DATA FOR THIS TASK »
◇ ◇ ◇ ◇ ◇ ◇ ◇

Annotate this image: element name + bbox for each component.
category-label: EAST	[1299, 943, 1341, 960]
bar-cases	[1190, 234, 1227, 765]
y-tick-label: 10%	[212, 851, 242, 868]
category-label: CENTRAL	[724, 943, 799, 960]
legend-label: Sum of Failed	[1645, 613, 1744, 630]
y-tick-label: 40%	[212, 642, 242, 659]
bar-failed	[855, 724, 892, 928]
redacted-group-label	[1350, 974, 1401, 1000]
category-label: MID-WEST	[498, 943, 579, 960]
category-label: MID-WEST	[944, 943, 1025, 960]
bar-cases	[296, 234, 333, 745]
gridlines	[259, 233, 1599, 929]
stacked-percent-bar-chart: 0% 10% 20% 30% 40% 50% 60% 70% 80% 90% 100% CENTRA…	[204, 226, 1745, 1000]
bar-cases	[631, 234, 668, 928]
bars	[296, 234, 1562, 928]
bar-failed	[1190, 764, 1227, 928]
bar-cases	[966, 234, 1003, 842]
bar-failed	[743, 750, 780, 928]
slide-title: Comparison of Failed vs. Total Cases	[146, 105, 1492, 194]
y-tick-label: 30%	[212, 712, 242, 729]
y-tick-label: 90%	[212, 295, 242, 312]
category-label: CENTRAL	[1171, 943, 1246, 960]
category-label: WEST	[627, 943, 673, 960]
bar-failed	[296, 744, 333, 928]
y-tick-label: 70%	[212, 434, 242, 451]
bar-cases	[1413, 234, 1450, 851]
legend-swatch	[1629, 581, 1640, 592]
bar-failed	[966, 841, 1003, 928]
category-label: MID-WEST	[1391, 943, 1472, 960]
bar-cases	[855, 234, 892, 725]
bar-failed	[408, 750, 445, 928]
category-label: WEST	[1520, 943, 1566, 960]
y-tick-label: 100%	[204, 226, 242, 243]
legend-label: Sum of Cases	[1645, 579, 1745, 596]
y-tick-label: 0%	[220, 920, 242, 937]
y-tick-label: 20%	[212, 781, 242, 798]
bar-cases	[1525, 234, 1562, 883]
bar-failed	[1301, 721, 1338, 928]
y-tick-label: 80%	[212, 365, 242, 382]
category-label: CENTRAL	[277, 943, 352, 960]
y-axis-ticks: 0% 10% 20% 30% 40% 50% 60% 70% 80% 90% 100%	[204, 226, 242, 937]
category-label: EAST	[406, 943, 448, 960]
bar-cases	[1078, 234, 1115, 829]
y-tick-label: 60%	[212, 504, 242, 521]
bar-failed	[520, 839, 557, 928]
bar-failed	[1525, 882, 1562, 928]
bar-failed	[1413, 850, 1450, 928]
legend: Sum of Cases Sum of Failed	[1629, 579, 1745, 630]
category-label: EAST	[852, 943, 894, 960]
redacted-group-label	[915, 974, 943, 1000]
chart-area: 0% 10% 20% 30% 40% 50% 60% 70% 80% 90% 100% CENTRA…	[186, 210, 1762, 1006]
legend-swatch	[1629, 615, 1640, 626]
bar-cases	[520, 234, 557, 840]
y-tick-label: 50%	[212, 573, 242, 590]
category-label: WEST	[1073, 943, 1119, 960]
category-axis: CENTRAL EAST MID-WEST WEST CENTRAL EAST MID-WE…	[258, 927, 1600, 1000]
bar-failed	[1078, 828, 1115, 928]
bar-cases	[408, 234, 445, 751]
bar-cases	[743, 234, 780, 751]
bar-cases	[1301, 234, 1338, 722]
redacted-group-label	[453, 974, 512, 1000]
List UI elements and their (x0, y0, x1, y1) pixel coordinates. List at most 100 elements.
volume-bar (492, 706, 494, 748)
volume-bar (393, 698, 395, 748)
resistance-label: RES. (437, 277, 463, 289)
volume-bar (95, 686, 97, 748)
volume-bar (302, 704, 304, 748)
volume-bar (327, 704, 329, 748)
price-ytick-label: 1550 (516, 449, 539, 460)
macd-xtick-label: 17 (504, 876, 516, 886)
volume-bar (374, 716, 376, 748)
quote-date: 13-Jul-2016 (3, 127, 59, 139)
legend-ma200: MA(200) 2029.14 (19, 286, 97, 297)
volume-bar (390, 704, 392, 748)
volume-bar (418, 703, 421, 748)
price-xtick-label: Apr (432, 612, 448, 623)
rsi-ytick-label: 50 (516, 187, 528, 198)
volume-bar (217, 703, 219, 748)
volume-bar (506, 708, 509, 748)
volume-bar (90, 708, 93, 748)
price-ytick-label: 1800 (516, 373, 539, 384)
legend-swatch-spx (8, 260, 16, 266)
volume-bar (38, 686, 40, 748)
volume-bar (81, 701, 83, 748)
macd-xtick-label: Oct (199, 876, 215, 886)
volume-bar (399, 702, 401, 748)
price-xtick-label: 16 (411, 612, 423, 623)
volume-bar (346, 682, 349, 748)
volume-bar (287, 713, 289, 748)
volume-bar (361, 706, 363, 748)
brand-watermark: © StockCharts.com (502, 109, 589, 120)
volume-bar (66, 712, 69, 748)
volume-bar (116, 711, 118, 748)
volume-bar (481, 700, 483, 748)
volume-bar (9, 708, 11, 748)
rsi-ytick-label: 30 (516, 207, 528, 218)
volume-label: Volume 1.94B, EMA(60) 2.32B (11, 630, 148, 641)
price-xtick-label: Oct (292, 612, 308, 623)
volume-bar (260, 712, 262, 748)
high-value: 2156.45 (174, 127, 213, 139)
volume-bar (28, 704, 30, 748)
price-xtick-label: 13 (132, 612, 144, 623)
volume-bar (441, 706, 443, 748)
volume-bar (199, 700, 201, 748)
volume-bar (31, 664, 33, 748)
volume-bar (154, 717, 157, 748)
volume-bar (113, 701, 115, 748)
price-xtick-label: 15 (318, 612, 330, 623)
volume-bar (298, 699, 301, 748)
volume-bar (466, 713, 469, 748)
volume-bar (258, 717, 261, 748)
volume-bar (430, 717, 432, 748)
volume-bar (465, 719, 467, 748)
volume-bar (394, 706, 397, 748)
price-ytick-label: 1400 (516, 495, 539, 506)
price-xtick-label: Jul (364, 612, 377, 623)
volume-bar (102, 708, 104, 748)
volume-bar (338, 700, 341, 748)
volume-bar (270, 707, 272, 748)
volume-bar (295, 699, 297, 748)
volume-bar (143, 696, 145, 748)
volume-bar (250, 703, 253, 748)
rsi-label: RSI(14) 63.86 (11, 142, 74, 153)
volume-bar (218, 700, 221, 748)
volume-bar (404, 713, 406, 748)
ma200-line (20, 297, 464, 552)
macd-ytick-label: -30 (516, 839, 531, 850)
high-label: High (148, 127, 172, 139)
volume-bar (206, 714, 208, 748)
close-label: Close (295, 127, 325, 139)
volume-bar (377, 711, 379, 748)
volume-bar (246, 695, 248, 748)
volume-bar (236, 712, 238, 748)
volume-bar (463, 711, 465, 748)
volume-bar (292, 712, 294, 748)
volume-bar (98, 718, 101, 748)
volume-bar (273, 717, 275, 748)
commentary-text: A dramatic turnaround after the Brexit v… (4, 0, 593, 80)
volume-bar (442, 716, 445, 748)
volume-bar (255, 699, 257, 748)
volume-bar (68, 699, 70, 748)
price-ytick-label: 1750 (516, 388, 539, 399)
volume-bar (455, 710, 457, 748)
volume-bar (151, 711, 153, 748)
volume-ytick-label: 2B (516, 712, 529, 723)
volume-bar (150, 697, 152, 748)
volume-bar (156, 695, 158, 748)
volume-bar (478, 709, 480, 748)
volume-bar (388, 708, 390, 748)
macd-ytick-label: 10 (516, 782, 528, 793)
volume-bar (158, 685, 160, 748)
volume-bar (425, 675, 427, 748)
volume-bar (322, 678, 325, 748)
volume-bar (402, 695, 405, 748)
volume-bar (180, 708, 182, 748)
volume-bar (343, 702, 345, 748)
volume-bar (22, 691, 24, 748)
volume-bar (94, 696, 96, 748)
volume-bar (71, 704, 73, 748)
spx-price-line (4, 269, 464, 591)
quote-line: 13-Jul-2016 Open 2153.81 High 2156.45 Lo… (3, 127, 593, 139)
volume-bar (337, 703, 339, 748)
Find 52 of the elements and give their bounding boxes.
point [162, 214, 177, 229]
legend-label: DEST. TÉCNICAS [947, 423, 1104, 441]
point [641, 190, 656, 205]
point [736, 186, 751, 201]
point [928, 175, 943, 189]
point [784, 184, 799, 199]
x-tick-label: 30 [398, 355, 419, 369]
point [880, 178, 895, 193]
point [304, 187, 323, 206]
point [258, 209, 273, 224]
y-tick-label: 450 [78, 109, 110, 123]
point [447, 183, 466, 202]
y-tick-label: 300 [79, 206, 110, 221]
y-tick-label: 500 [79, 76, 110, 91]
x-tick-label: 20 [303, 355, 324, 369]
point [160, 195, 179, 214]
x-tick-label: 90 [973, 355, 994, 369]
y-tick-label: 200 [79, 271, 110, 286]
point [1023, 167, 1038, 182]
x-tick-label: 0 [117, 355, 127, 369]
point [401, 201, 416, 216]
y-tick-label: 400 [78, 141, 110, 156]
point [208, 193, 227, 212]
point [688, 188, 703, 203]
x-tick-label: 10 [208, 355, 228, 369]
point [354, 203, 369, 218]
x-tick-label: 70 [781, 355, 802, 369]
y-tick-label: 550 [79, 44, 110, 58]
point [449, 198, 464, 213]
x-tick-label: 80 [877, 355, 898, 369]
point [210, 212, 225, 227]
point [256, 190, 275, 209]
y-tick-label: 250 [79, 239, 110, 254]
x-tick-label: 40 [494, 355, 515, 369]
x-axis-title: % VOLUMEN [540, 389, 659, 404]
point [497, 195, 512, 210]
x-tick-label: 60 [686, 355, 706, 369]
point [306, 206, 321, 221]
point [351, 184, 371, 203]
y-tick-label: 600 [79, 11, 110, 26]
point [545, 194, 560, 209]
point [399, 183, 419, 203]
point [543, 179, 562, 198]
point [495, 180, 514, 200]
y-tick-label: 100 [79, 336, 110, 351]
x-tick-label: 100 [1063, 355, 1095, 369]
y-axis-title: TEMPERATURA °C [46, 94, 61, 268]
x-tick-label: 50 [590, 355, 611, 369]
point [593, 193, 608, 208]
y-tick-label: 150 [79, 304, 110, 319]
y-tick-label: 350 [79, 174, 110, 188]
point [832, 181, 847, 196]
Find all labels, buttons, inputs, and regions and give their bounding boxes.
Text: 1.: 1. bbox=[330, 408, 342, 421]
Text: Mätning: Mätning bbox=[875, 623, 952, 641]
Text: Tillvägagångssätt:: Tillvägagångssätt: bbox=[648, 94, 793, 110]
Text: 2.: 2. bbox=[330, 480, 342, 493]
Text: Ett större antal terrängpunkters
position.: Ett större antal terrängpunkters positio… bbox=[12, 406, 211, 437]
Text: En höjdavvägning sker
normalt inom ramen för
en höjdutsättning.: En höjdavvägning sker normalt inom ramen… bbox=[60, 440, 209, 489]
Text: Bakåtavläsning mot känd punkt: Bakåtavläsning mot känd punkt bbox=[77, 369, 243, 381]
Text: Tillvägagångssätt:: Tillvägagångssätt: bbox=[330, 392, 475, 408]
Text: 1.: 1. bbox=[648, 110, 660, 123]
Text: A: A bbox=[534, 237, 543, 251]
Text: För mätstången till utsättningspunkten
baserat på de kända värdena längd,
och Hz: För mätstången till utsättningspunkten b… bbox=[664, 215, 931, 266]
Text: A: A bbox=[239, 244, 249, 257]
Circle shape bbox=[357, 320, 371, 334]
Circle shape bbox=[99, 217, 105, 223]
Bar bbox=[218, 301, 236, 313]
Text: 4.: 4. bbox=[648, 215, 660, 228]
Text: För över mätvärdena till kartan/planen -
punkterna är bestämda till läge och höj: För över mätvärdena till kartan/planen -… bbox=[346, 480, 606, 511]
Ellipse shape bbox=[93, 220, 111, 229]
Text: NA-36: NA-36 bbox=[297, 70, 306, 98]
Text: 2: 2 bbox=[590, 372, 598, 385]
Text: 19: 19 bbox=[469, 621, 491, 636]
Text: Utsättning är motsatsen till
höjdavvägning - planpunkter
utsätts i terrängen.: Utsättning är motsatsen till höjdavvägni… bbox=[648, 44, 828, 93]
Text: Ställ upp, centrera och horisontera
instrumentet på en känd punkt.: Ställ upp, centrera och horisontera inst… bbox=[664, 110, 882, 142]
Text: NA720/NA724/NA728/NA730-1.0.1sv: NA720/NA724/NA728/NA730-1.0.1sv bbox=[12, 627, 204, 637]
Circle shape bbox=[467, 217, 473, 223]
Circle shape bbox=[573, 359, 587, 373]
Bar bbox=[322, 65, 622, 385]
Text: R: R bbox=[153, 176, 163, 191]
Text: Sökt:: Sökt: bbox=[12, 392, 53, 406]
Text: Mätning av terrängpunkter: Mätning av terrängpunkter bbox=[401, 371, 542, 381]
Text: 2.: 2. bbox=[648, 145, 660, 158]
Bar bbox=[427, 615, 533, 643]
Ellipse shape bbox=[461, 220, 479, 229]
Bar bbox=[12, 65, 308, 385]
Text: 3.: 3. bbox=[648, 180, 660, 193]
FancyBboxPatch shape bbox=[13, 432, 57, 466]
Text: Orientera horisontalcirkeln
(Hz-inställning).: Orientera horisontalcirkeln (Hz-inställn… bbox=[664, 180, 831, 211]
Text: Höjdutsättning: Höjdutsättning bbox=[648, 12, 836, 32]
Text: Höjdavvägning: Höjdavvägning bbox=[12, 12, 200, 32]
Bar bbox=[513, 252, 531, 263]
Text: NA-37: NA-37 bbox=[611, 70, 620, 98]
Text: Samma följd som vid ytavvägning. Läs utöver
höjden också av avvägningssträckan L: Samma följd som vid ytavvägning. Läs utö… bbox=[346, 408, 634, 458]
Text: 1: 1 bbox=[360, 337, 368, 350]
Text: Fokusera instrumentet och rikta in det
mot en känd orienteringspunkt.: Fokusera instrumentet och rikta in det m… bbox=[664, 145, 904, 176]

◇ ◇ ◇ ◇ ◇ ◇ ◇

GIVEN PROBLEM » Quote every line from the start of the records through the line that contains "slide-title: Comparison of", including both of those lines.

SOLUTION FOR THIS PROBLEM »
Annotate this image: element name + bbox for each component.
category-label: EAST	[1299, 943, 1341, 960]
bar-cases	[1190, 234, 1227, 765]
y-tick-label: 10%	[212, 851, 242, 868]
category-label: CENTRAL	[724, 943, 799, 960]
legend-label: Sum of Failed	[1645, 613, 1744, 630]
y-tick-label: 40%	[212, 642, 242, 659]
bar-failed	[855, 724, 892, 928]
redacted-group-label	[1350, 974, 1401, 1000]
category-label: MID-WEST	[498, 943, 579, 960]
category-label: MID-WEST	[944, 943, 1025, 960]
bar-cases	[296, 234, 333, 745]
gridlines	[259, 233, 1599, 929]
stacked-percent-bar-chart: 0% 10% 20% 30% 40% 50% 60% 70% 80% 90% 100% CENTRA…	[204, 226, 1745, 1000]
bar-cases	[631, 234, 668, 928]
bars	[296, 234, 1562, 928]
bar-failed	[1190, 764, 1227, 928]
bar-cases	[966, 234, 1003, 842]
bar-failed	[743, 750, 780, 928]
slide-title: Comparison of Failed vs. Total Cases	[146, 105, 1492, 194]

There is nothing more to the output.